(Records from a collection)

━━━━

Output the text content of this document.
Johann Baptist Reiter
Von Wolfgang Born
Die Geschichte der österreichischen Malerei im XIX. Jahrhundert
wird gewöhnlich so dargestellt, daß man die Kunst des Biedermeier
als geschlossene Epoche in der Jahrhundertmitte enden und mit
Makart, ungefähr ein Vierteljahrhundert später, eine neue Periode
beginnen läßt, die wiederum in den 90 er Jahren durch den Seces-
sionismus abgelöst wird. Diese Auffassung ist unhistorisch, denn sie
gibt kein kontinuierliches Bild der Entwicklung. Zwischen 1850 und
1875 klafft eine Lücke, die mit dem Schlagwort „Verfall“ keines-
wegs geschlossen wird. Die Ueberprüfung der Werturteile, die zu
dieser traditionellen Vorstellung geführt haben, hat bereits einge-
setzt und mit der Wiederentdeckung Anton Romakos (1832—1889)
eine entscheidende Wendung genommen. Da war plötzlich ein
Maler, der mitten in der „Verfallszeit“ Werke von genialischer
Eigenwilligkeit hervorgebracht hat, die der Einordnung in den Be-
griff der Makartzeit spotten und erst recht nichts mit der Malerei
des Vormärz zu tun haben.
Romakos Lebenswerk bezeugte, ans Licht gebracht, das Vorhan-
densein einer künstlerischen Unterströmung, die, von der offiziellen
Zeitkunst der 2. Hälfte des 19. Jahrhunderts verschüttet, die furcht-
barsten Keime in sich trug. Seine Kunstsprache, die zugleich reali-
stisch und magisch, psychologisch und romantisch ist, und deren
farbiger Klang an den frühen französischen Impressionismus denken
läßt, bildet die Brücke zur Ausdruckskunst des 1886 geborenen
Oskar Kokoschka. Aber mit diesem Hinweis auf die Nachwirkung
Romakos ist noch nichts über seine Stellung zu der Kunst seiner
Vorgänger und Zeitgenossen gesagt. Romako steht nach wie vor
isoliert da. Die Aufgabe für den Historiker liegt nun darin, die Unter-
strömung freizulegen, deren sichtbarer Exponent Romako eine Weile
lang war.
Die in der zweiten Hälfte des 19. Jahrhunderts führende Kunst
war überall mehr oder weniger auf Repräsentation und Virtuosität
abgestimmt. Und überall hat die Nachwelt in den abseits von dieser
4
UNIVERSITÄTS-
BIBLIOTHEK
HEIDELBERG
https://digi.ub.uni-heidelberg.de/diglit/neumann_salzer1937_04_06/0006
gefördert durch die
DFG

━━━━

> _Problem to solve_:
All of the records above need to be printed again exactly as they appear.

> _Response area_:
Output the text content of this document.
Johann Baptist Reiter
Von Wolfgang Born
Die Geschichte der österreichischen Malerei im XIX. Jahrhundert
wird gewöhnlich so dargestellt, daß man die Kunst des Biedermeier
als geschlossene Epoche in der Jahrhundertmitte enden und mit
Makart, ungefähr ein Vierteljahrhundert später, eine neue Periode
beginnen läßt, die wiederum in den 90 er Jahren durch den Seces-
sionismus abgelöst wird. Diese Auffassung ist unhistorisch, denn sie
gibt kein kontinuierliches Bild der Entwicklung. Zwischen 1850 und
1875 klafft eine Lücke, die mit dem Schlagwort „Verfall“ keines-
wegs geschlossen wird. Die Ueberprüfung der Werturteile, die zu
dieser traditionellen Vorstellung geführt haben, hat bereits einge-
setzt und mit der Wiederentdeckung Anton Romakos (1832—1889)
eine entscheidende Wendung genommen. Da war plötzlich ein
Maler, der mitten in der „Verfallszeit“ Werke von genialischer
Eigenwilligkeit hervorgebracht hat, die der Einordnung in den Be-
griff der Makartzeit spotten und erst recht nichts mit der Malerei
des Vormärz zu tun haben.
Romakos Lebenswerk bezeugte, ans Licht gebracht, das Vorhan-
densein einer künstlerischen Unterströmung, die, von der offiziellen
Zeitkunst der 2. Hälfte des 19. Jahrhunderts verschüttet, die furcht-
barsten Keime in sich trug. Seine Kunstsprache, die zugleich reali-
stisch und magisch, psychologisch und romantisch ist, und deren
farbiger Klang an den frühen französischen Impressionismus denken
läßt, bildet die Brücke zur Ausdruckskunst des 1886 geborenen
Oskar Kokoschka. Aber mit diesem Hinweis auf die Nachwirkung
Romakos ist noch nichts über seine Stellung zu der Kunst seiner
Vorgänger und Zeitgenossen gesagt. Romako steht nach wie vor
isoliert da. Die Aufgabe für den Historiker liegt nun darin, die Unter-
strömung freizulegen, deren sichtbarer Exponent Romako eine Weile
lang war.
Die in der zweiten Hälfte des 19. Jahrhunderts führende Kunst
war überall mehr oder weniger auf Repräsentation und Virtuosität
abgestimmt. Und überall hat die Nachwelt in den abseits von dieser
4
UNIVERSITÄTS-
BIBLIOTHEK
HEIDELBERG
https://digi.ub.uni-heidelberg.de/diglit/neumann_salzer1937_04_06/0006
gefördert durch die
DFG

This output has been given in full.